# [INFORMATION SHOWN]

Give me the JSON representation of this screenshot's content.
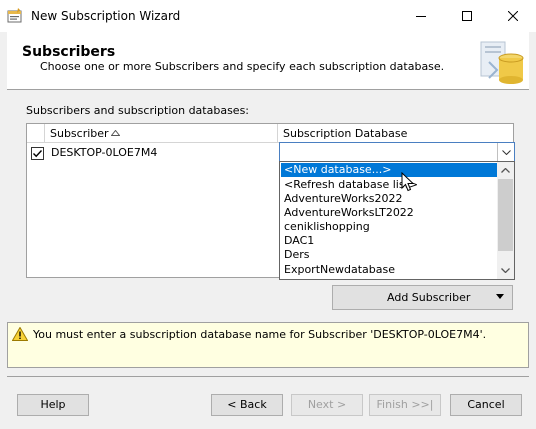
{
  "window": {
    "title": "New Subscription Wizard"
  },
  "header": {
    "title": "Subscribers",
    "subtitle": "Choose one or more Subscribers and specify each subscription database."
  },
  "grid": {
    "label": "Subscribers and subscription databases:",
    "columns": [
      "Subscriber",
      "Subscription Database"
    ],
    "rows": [
      {
        "checked": true,
        "subscriber": "DESKTOP-0LOE7M4",
        "database": ""
      }
    ]
  },
  "dropdown": {
    "selected_index": 0,
    "items": [
      "<New database...>",
      "<Refresh database list>",
      "AdventureWorks2022",
      "AdventureWorksLT2022",
      "ceniklishopping",
      "DAC1",
      "Ders",
      "ExportNewdatabase"
    ]
  },
  "add_subscriber_label": "Add Subscriber",
  "message": "You must enter a subscription database name for Subscriber 'DESKTOP-0LOE7M4'.",
  "buttons": {
    "help": "Help",
    "back": "< Back",
    "next": "Next >",
    "finish": "Finish >>|",
    "cancel": "Cancel"
  },
  "icons": {
    "app": "wizard-app-icon",
    "logo": "database-wizard-logo",
    "warning": "warning-icon"
  },
  "colors": {
    "selection": "#0078d7",
    "message_bg": "#ffffe1",
    "combo_border": "#4a7fc1"
  }
}
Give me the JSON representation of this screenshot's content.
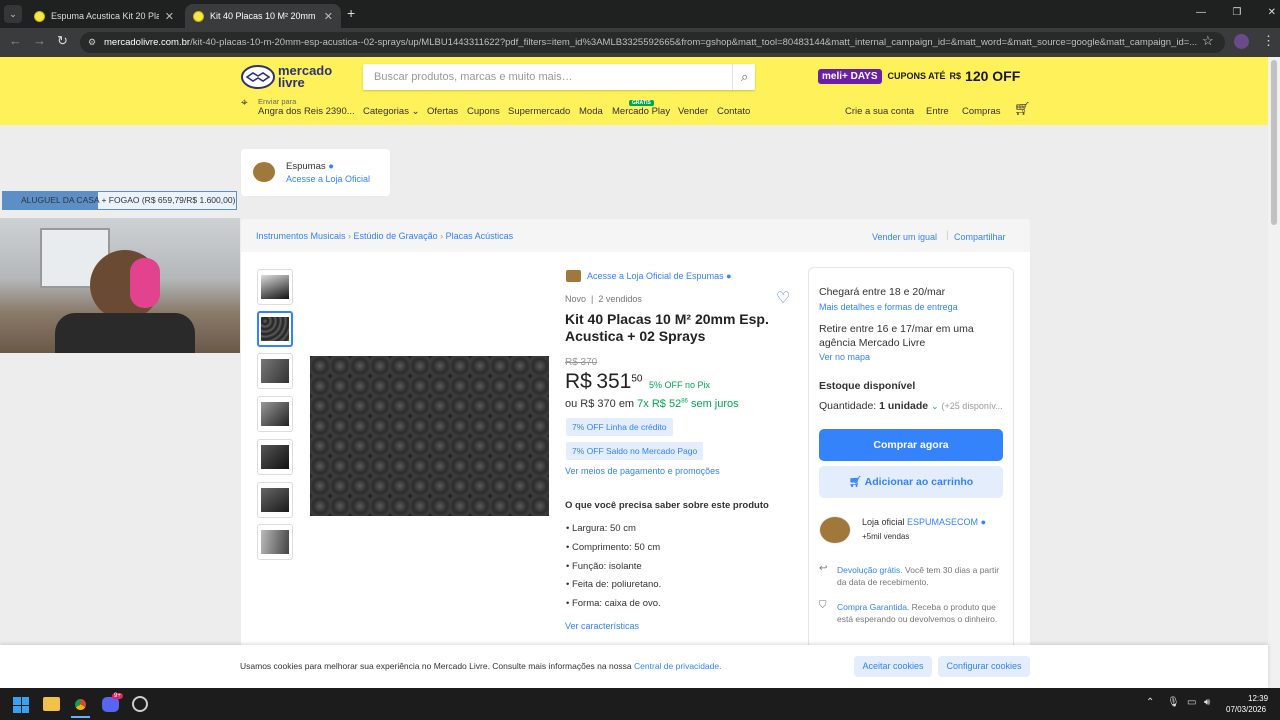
{
  "browser": {
    "tabs": [
      {
        "label": "Espuma Acustica Kit 20 Placas 5"
      },
      {
        "label": "Kit 40 Placas 10 M² 20mm Esp."
      }
    ],
    "new_tab": "+",
    "url_domain": "mercadolivre.com.br",
    "url_path": "/kit-40-placas-10-m-20mm-esp-acustica--02-sprays/up/MLBU1443311622?pdf_filters=item_id%3AMLB3325592665&from=gshop&matt_tool=80483144&matt_internal_campaign_id=&matt_word=&matt_source=google&matt_campaign_id=..."
  },
  "header": {
    "logo_line1": "mercado",
    "logo_line2": "livre",
    "search_placeholder": "Buscar produtos, marcas e muito mais…",
    "promo_brand": "meli+",
    "promo_days": "DAYS",
    "promo_text": "CUPONS ATÉ",
    "promo_currency": "R$",
    "promo_value": "120 OFF",
    "ship_label": "Enviar para",
    "ship_location": "Angra dos Reis 2390...",
    "nav": [
      "Categorias",
      "Ofertas",
      "Cupons",
      "Supermercado",
      "Moda",
      "Mercado Play",
      "Vender",
      "Contato"
    ],
    "nav_badge": "GRÁTIS",
    "account": [
      "Crie a sua conta",
      "Entre",
      "Compras"
    ]
  },
  "store_card": {
    "name": "Espumas",
    "link": "Acesse a Loja Oficial"
  },
  "overlay": {
    "caption": "ALUGUEL DA CASA + FOGAO (R$ 659,79/R$ 1.600,00)"
  },
  "breadcrumb": {
    "items": [
      "Instrumentos Musicais",
      "Estúdio de Gravação",
      "Placas Acústicas"
    ],
    "actions": [
      "Vender um igual",
      "Compartilhar"
    ]
  },
  "product": {
    "store_link": "Acesse a Loja Oficial de Espumas",
    "condition": "Novo",
    "sold": "2 vendidos",
    "title": "Kit 40 Placas 10 M² 20mm Esp. Acustica + 02 Sprays",
    "old_price": "R$ 370",
    "currency": "R$",
    "price_int": "351",
    "price_cents": "50",
    "discount": "5% OFF no Pix",
    "installments_prefix": "ou R$ 370 em",
    "installments": "7x R$ 52",
    "installments_cents": "86",
    "installments_suffix": "sem juros",
    "badges": [
      "7% OFF Linha de crédito",
      "7% OFF Saldo no Mercado Pago"
    ],
    "payment_link": "Ver meios de pagamento e promoções",
    "features_title": "O que você precisa saber sobre este produto",
    "features": [
      "Largura: 50 cm",
      "Comprimento: 50 cm",
      "Função: isolante",
      "Feita de: poliuretano.",
      "Forma: caixa de ovo."
    ],
    "features_link": "Ver características"
  },
  "buy_box": {
    "delivery": "Chegará entre 18 e 20/mar",
    "delivery_link": "Mais detalhes e formas de entrega",
    "pickup": "Retire entre 16 e 17/mar em uma agência Mercado Livre",
    "pickup_link": "Ver no mapa",
    "stock": "Estoque disponível",
    "qty_label": "Quantidade:",
    "qty_value": "1 unidade",
    "qty_avail": "(+25 disponív...",
    "buy_now": "Comprar agora",
    "add_cart": "Adicionar ao carrinho",
    "seller_prefix": "Loja oficial",
    "seller_name": "ESPUMASECOM",
    "seller_sales": "+5mil vendas",
    "return_link": "Devolução grátis.",
    "return_text": "Você tem 30 dias a partir da data de recebimento.",
    "guarantee_link": "Compra Garantida.",
    "guarantee_text": "Receba o produto que está esperando ou devolvemos o dinheiro."
  },
  "cookie": {
    "text": "Usamos cookies para melhorar sua experiência no Mercado Livre. Consulte mais informações na nossa",
    "link": "Central de privacidade.",
    "accept": "Aceitar cookies",
    "configure": "Configurar cookies"
  },
  "taskbar": {
    "time": "12:39",
    "date": "07/03/2026",
    "discord_badge": "9+"
  },
  "colors": {
    "brand_yellow": "#fff159",
    "accent_blue": "#3483fa",
    "green": "#00a650"
  }
}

# [TO BE DONE]
Reproduce the entries above word for word. Pictures stay out.

# [RESULT FOR THIS EXERCISE]
Give me the JSON representation of this screenshot's content.
{
  "window": {
    "title": "New Subscription Wizard"
  },
  "header": {
    "title": "Subscribers",
    "subtitle": "Choose one or more Subscribers and specify each subscription database."
  },
  "grid": {
    "label": "Subscribers and subscription databases:",
    "columns": [
      "Subscriber",
      "Subscription Database"
    ],
    "rows": [
      {
        "checked": true,
        "subscriber": "DESKTOP-0LOE7M4",
        "database": ""
      }
    ]
  },
  "dropdown": {
    "selected_index": 0,
    "items": [
      "<New database...>",
      "<Refresh database list>",
      "AdventureWorks2022",
      "AdventureWorksLT2022",
      "ceniklishopping",
      "DAC1",
      "Ders",
      "ExportNewdatabase"
    ]
  },
  "add_subscriber_label": "Add Subscriber",
  "message": "You must enter a subscription database name for Subscriber 'DESKTOP-0LOE7M4'.",
  "buttons": {
    "help": "Help",
    "back": "< Back",
    "next": "Next >",
    "finish": "Finish >>|",
    "cancel": "Cancel"
  },
  "icons": {
    "app": "wizard-app-icon",
    "logo": "database-wizard-logo",
    "warning": "warning-icon"
  },
  "colors": {
    "selection": "#0078d7",
    "message_bg": "#ffffe1",
    "combo_border": "#4a7fc1"
  }
}
Give me the JSON representation of this screenshot's content.
{
  "browser": {
    "tabs": [
      {
        "label": "Espuma Acustica Kit 20 Placas 5"
      },
      {
        "label": "Kit 40 Placas 10 M² 20mm Esp."
      }
    ],
    "new_tab": "+",
    "url_domain": "mercadolivre.com.br",
    "url_path": "/kit-40-placas-10-m-20mm-esp-acustica--02-sprays/up/MLBU1443311622?pdf_filters=item_id%3AMLB3325592665&from=gshop&matt_tool=80483144&matt_internal_campaign_id=&matt_word=&matt_source=google&matt_campaign_id=..."
  },
  "header": {
    "logo_line1": "mercado",
    "logo_line2": "livre",
    "search_placeholder": "Buscar produtos, marcas e muito mais…",
    "promo_brand": "meli+",
    "promo_days": "DAYS",
    "promo_text": "CUPONS ATÉ",
    "promo_currency": "R$",
    "promo_value": "120 OFF",
    "ship_label": "Enviar para",
    "ship_location": "Angra dos Reis 2390...",
    "nav": [
      "Categorias",
      "Ofertas",
      "Cupons",
      "Supermercado",
      "Moda",
      "Mercado Play",
      "Vender",
      "Contato"
    ],
    "nav_badge": "GRÁTIS",
    "account": [
      "Crie a sua conta",
      "Entre",
      "Compras"
    ]
  },
  "store_card": {
    "name": "Espumas",
    "link": "Acesse a Loja Oficial"
  },
  "overlay": {
    "caption": "ALUGUEL DA CASA + FOGAO (R$ 659,79/R$ 1.600,00)"
  },
  "breadcrumb": {
    "items": [
      "Instrumentos Musicais",
      "Estúdio de Gravação",
      "Placas Acústicas"
    ],
    "actions": [
      "Vender um igual",
      "Compartilhar"
    ]
  },
  "product": {
    "store_link": "Acesse a Loja Oficial de Espumas",
    "condition": "Novo",
    "sold": "2 vendidos",
    "title": "Kit 40 Placas 10 M² 20mm Esp. Acustica + 02 Sprays",
    "old_price": "R$ 370",
    "currency": "R$",
    "price_int": "351",
    "price_cents": "50",
    "discount": "5% OFF no Pix",
    "installments_prefix": "ou R$ 370 em",
    "installments": "7x R$ 52",
    "installments_cents": "86",
    "installments_suffix": "sem juros",
    "badges": [
      "7% OFF Linha de crédito",
      "7% OFF Saldo no Mercado Pago"
    ],
    "payment_link": "Ver meios de pagamento e promoções",
    "features_title": "O que você precisa saber sobre este produto",
    "features": [
      "Largura: 50 cm",
      "Comprimento: 50 cm",
      "Função: isolante",
      "Feita de: poliuretano.",
      "Forma: caixa de ovo."
    ],
    "features_link": "Ver características"
  },
  "buy_box": {
    "delivery": "Chegará entre 18 e 20/mar",
    "delivery_link": "Mais detalhes e formas de entrega",
    "pickup": "Retire entre 16 e 17/mar em uma agência Mercado Livre",
    "pickup_link": "Ver no mapa",
    "stock": "Estoque disponível",
    "qty_label": "Quantidade:",
    "qty_value": "1 unidade",
    "qty_avail": "(+25 disponív...",
    "buy_now": "Comprar agora",
    "add_cart": "Adicionar ao carrinho",
    "seller_prefix": "Loja oficial",
    "seller_name": "ESPUMASECOM",
    "seller_sales": "+5mil vendas",
    "return_link": "Devolução grátis.",
    "return_text": "Você tem 30 dias a partir da data de recebimento.",
    "guarantee_link": "Compra Garantida.",
    "guarantee_text": "Receba o produto que está esperando ou devolvemos o dinheiro."
  },
  "cookie": {
    "text": "Usamos cookies para melhorar sua experiência no Mercado Livre. Consulte mais informações na nossa",
    "link": "Central de privacidade.",
    "accept": "Aceitar cookies",
    "configure": "Configurar cookies"
  },
  "taskbar": {
    "time": "12:39",
    "date": "07/03/2026",
    "discord_badge": "9+"
  },
  "colors": {
    "brand_yellow": "#fff159",
    "accent_blue": "#3483fa",
    "green": "#00a650"
  }
}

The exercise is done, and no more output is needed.